Exercise: Restate every entry word for word.

───── Records for processing

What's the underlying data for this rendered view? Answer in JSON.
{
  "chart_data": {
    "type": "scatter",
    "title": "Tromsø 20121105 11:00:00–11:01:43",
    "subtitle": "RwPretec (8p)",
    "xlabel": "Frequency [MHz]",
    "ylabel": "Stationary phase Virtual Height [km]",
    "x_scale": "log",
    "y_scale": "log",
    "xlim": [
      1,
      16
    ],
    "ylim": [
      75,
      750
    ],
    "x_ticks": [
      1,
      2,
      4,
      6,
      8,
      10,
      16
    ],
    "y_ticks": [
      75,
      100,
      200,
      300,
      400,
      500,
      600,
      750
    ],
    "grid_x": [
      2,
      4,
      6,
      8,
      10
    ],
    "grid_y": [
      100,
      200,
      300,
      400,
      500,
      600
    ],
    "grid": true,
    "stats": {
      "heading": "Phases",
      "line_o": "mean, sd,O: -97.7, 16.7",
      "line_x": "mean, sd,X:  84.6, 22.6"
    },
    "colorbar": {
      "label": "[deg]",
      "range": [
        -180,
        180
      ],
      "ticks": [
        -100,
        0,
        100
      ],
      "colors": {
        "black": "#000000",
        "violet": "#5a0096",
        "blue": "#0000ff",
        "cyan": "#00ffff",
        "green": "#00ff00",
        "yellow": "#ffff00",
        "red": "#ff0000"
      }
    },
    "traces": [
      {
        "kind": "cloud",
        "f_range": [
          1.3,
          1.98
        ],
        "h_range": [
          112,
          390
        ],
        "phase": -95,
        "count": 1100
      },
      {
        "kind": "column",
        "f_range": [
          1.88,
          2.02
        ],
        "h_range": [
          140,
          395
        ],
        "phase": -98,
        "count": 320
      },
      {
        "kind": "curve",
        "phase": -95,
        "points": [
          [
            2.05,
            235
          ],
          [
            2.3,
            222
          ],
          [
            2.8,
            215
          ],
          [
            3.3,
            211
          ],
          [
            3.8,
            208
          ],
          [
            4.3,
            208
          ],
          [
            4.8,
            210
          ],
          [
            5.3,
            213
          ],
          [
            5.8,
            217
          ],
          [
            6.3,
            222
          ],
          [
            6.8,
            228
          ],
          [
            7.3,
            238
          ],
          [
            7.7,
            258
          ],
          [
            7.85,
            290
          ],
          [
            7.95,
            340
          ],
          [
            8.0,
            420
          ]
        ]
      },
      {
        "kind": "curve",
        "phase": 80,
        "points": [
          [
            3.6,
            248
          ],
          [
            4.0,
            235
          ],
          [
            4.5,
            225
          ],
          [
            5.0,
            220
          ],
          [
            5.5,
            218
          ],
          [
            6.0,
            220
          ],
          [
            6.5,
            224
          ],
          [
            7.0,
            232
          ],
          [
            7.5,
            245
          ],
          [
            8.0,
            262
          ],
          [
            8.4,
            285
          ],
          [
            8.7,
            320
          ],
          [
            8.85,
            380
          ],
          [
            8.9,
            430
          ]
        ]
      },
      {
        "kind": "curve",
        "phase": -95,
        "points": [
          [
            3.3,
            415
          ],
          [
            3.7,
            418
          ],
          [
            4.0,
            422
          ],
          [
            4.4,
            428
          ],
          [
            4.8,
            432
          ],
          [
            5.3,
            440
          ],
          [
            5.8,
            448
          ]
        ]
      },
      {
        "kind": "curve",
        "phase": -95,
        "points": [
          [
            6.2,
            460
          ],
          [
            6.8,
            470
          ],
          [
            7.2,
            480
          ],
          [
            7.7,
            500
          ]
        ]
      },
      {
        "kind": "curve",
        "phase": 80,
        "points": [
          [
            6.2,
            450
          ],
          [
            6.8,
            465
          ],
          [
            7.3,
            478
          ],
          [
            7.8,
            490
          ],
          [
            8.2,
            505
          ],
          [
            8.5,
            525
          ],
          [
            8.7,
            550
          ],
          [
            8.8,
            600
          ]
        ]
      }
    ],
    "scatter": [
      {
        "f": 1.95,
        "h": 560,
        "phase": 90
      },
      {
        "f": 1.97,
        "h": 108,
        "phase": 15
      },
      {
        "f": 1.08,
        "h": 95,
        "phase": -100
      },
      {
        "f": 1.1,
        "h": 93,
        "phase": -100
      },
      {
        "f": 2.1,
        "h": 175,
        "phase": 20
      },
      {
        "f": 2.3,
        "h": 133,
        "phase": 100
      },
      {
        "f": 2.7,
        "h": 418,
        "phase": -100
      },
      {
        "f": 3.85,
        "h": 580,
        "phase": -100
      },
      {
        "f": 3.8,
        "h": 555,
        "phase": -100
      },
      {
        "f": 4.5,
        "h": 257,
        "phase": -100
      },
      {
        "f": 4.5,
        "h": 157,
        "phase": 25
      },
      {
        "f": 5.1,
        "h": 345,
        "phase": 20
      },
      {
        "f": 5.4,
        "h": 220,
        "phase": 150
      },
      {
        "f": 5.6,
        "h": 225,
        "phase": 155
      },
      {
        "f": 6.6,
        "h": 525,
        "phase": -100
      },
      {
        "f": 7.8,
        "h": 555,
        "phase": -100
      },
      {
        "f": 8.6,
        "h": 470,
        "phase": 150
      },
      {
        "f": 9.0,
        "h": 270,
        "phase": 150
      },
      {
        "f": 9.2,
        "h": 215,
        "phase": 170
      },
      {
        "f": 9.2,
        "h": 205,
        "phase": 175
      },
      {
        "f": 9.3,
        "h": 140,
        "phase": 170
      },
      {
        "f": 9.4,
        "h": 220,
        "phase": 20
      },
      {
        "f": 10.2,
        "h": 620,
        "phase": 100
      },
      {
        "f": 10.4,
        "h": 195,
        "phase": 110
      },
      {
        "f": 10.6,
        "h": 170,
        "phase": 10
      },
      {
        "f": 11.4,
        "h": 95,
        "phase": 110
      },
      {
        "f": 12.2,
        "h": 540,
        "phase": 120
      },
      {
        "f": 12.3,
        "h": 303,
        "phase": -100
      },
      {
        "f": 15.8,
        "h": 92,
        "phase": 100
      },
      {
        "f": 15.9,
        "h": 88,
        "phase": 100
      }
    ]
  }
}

──────────

Task answer:
What's the underlying data for this rendered view? Answer in JSON.
{
  "chart_data": {
    "type": "scatter",
    "title": "Tromsø 20121105 11:00:00–11:01:43",
    "subtitle": "RwPretec (8p)",
    "xlabel": "Frequency [MHz]",
    "ylabel": "Stationary phase Virtual Height [km]",
    "x_scale": "log",
    "y_scale": "log",
    "xlim": [
      1,
      16
    ],
    "ylim": [
      75,
      750
    ],
    "x_ticks": [
      1,
      2,
      4,
      6,
      8,
      10,
      16
    ],
    "y_ticks": [
      75,
      100,
      200,
      300,
      400,
      500,
      600,
      750
    ],
    "grid_x": [
      2,
      4,
      6,
      8,
      10
    ],
    "grid_y": [
      100,
      200,
      300,
      400,
      500,
      600
    ],
    "grid": true,
    "stats": {
      "heading": "Phases",
      "line_o": "mean, sd,O: -97.7, 16.7",
      "line_x": "mean, sd,X:  84.6, 22.6"
    },
    "colorbar": {
      "label": "[deg]",
      "range": [
        -180,
        180
      ],
      "ticks": [
        -100,
        0,
        100
      ],
      "colors": {
        "black": "#000000",
        "violet": "#5a0096",
        "blue": "#0000ff",
        "cyan": "#00ffff",
        "green": "#00ff00",
        "yellow": "#ffff00",
        "red": "#ff0000"
      }
    },
    "traces": [
      {
        "kind": "cloud",
        "f_range": [
          1.3,
          1.98
        ],
        "h_range": [
          112,
          390
        ],
        "phase": -95,
        "count": 1100
      },
      {
        "kind": "column",
        "f_range": [
          1.88,
          2.02
        ],
        "h_range": [
          140,
          395
        ],
        "phase": -98,
        "count": 320
      },
      {
        "kind": "curve",
        "phase": -95,
        "points": [
          [
            2.05,
            235
          ],
          [
            2.3,
            222
          ],
          [
            2.8,
            215
          ],
          [
            3.3,
            211
          ],
          [
            3.8,
            208
          ],
          [
            4.3,
            208
          ],
          [
            4.8,
            210
          ],
          [
            5.3,
            213
          ],
          [
            5.8,
            217
          ],
          [
            6.3,
            222
          ],
          [
            6.8,
            228
          ],
          [
            7.3,
            238
          ],
          [
            7.7,
            258
          ],
          [
            7.85,
            290
          ],
          [
            7.95,
            340
          ],
          [
            8.0,
            420
          ]
        ]
      },
      {
        "kind": "curve",
        "phase": 80,
        "points": [
          [
            3.6,
            248
          ],
          [
            4.0,
            235
          ],
          [
            4.5,
            225
          ],
          [
            5.0,
            220
          ],
          [
            5.5,
            218
          ],
          [
            6.0,
            220
          ],
          [
            6.5,
            224
          ],
          [
            7.0,
            232
          ],
          [
            7.5,
            245
          ],
          [
            8.0,
            262
          ],
          [
            8.4,
            285
          ],
          [
            8.7,
            320
          ],
          [
            8.85,
            380
          ],
          [
            8.9,
            430
          ]
        ]
      },
      {
        "kind": "curve",
        "phase": -95,
        "points": [
          [
            3.3,
            415
          ],
          [
            3.7,
            418
          ],
          [
            4.0,
            422
          ],
          [
            4.4,
            428
          ],
          [
            4.8,
            432
          ],
          [
            5.3,
            440
          ],
          [
            5.8,
            448
          ]
        ]
      },
      {
        "kind": "curve",
        "phase": -95,
        "points": [
          [
            6.2,
            460
          ],
          [
            6.8,
            470
          ],
          [
            7.2,
            480
          ],
          [
            7.7,
            500
          ]
        ]
      },
      {
        "kind": "curve",
        "phase": 80,
        "points": [
          [
            6.2,
            450
          ],
          [
            6.8,
            465
          ],
          [
            7.3,
            478
          ],
          [
            7.8,
            490
          ],
          [
            8.2,
            505
          ],
          [
            8.5,
            525
          ],
          [
            8.7,
            550
          ],
          [
            8.8,
            600
          ]
        ]
      }
    ],
    "scatter": [
      {
        "f": 1.95,
        "h": 560,
        "phase": 90
      },
      {
        "f": 1.97,
        "h": 108,
        "phase": 15
      },
      {
        "f": 1.08,
        "h": 95,
        "phase": -100
      },
      {
        "f": 1.1,
        "h": 93,
        "phase": -100
      },
      {
        "f": 2.1,
        "h": 175,
        "phase": 20
      },
      {
        "f": 2.3,
        "h": 133,
        "phase": 100
      },
      {
        "f": 2.7,
        "h": 418,
        "phase": -100
      },
      {
        "f": 3.85,
        "h": 580,
        "phase": -100
      },
      {
        "f": 3.8,
        "h": 555,
        "phase": -100
      },
      {
        "f": 4.5,
        "h": 257,
        "phase": -100
      },
      {
        "f": 4.5,
        "h": 157,
        "phase": 25
      },
      {
        "f": 5.1,
        "h": 345,
        "phase": 20
      },
      {
        "f": 5.4,
        "h": 220,
        "phase": 150
      },
      {
        "f": 5.6,
        "h": 225,
        "phase": 155
      },
      {
        "f": 6.6,
        "h": 525,
        "phase": -100
      },
      {
        "f": 7.8,
        "h": 555,
        "phase": -100
      },
      {
        "f": 8.6,
        "h": 470,
        "phase": 150
      },
      {
        "f": 9.0,
        "h": 270,
        "phase": 150
      },
      {
        "f": 9.2,
        "h": 215,
        "phase": 170
      },
      {
        "f": 9.2,
        "h": 205,
        "phase": 175
      },
      {
        "f": 9.3,
        "h": 140,
        "phase": 170
      },
      {
        "f": 9.4,
        "h": 220,
        "phase": 20
      },
      {
        "f": 10.2,
        "h": 620,
        "phase": 100
      },
      {
        "f": 10.4,
        "h": 195,
        "phase": 110
      },
      {
        "f": 10.6,
        "h": 170,
        "phase": 10
      },
      {
        "f": 11.4,
        "h": 95,
        "phase": 110
      },
      {
        "f": 12.2,
        "h": 540,
        "phase": 120
      },
      {
        "f": 12.3,
        "h": 303,
        "phase": -100
      },
      {
        "f": 15.8,
        "h": 92,
        "phase": 100
      },
      {
        "f": 15.9,
        "h": 88,
        "phase": 100
      }
    ]
  }
}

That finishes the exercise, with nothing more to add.